▸ Material provided:
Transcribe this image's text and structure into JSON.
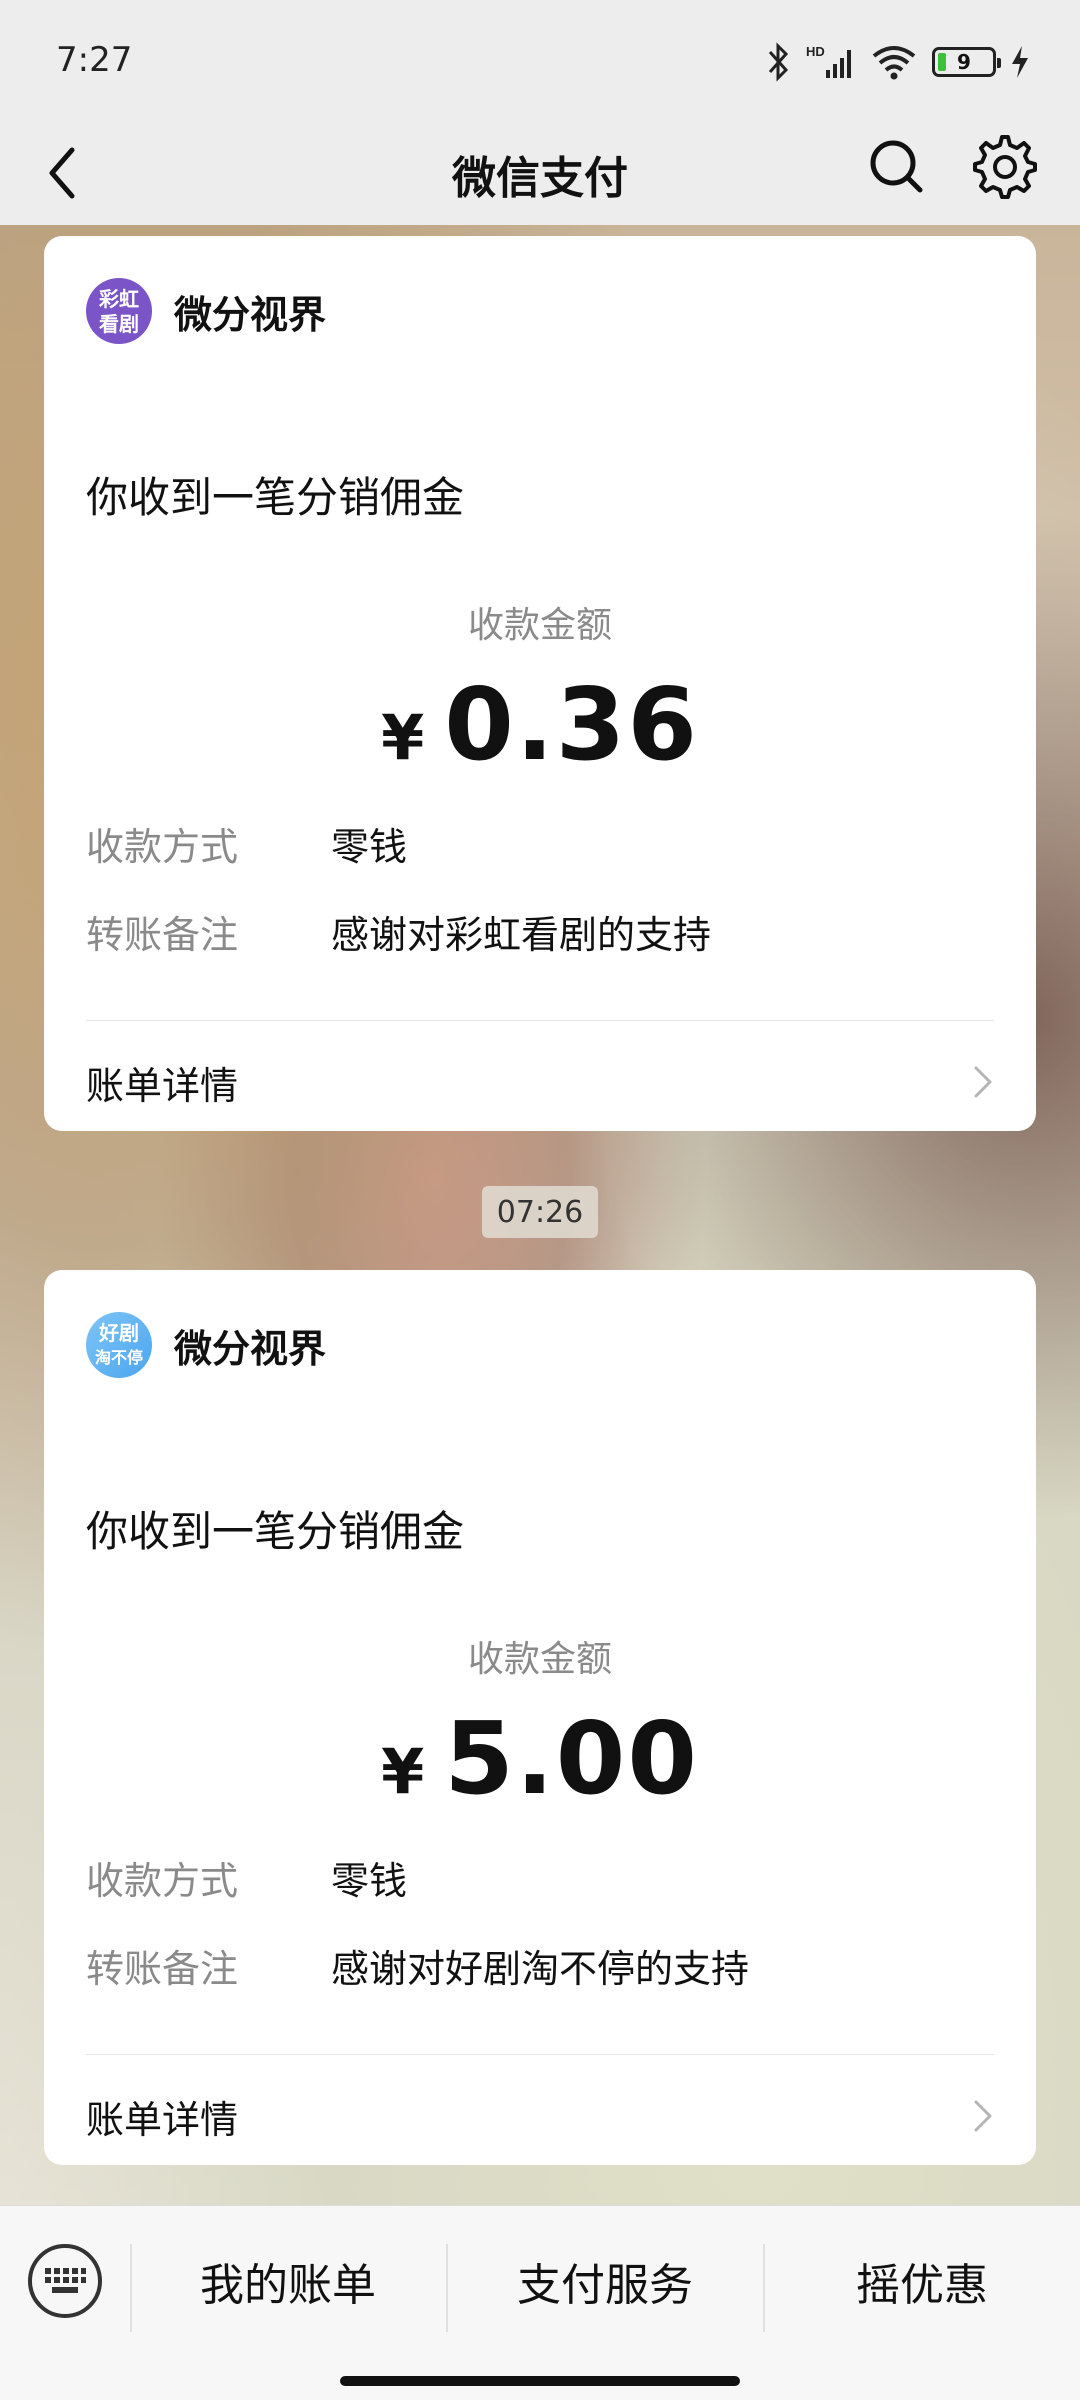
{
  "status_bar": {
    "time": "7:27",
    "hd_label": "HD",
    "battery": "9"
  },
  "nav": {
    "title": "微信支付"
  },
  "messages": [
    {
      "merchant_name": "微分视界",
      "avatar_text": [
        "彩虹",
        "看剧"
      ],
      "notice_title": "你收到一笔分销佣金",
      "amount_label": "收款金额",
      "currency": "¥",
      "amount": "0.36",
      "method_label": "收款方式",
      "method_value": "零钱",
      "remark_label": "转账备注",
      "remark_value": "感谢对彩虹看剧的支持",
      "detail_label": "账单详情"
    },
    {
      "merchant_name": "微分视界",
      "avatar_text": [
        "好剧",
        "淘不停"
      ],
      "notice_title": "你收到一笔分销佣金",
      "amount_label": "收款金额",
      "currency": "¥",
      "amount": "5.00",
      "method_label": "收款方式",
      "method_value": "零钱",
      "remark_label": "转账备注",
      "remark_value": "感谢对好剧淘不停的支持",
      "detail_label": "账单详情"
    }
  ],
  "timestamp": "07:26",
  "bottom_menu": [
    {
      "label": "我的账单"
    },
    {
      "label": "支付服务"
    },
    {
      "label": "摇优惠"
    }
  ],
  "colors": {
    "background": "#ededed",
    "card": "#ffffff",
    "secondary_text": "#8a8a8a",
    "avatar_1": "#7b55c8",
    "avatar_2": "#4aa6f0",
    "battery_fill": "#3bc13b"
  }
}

▸ Work instructions:
The listing above needs to be output again exactly. Don't include the pictures.

▸ Result for this exercise:
Transcribe this image's text and structure into JSON.
{
  "status_bar": {
    "time": "7:27",
    "hd_label": "HD",
    "battery": "9"
  },
  "nav": {
    "title": "微信支付"
  },
  "messages": [
    {
      "merchant_name": "微分视界",
      "avatar_text": [
        "彩虹",
        "看剧"
      ],
      "notice_title": "你收到一笔分销佣金",
      "amount_label": "收款金额",
      "currency": "¥",
      "amount": "0.36",
      "method_label": "收款方式",
      "method_value": "零钱",
      "remark_label": "转账备注",
      "remark_value": "感谢对彩虹看剧的支持",
      "detail_label": "账单详情"
    },
    {
      "merchant_name": "微分视界",
      "avatar_text": [
        "好剧",
        "淘不停"
      ],
      "notice_title": "你收到一笔分销佣金",
      "amount_label": "收款金额",
      "currency": "¥",
      "amount": "5.00",
      "method_label": "收款方式",
      "method_value": "零钱",
      "remark_label": "转账备注",
      "remark_value": "感谢对好剧淘不停的支持",
      "detail_label": "账单详情"
    }
  ],
  "timestamp": "07:26",
  "bottom_menu": [
    {
      "label": "我的账单"
    },
    {
      "label": "支付服务"
    },
    {
      "label": "摇优惠"
    }
  ],
  "colors": {
    "background": "#ededed",
    "card": "#ffffff",
    "secondary_text": "#8a8a8a",
    "avatar_1": "#7b55c8",
    "avatar_2": "#4aa6f0",
    "battery_fill": "#3bc13b"
  }
}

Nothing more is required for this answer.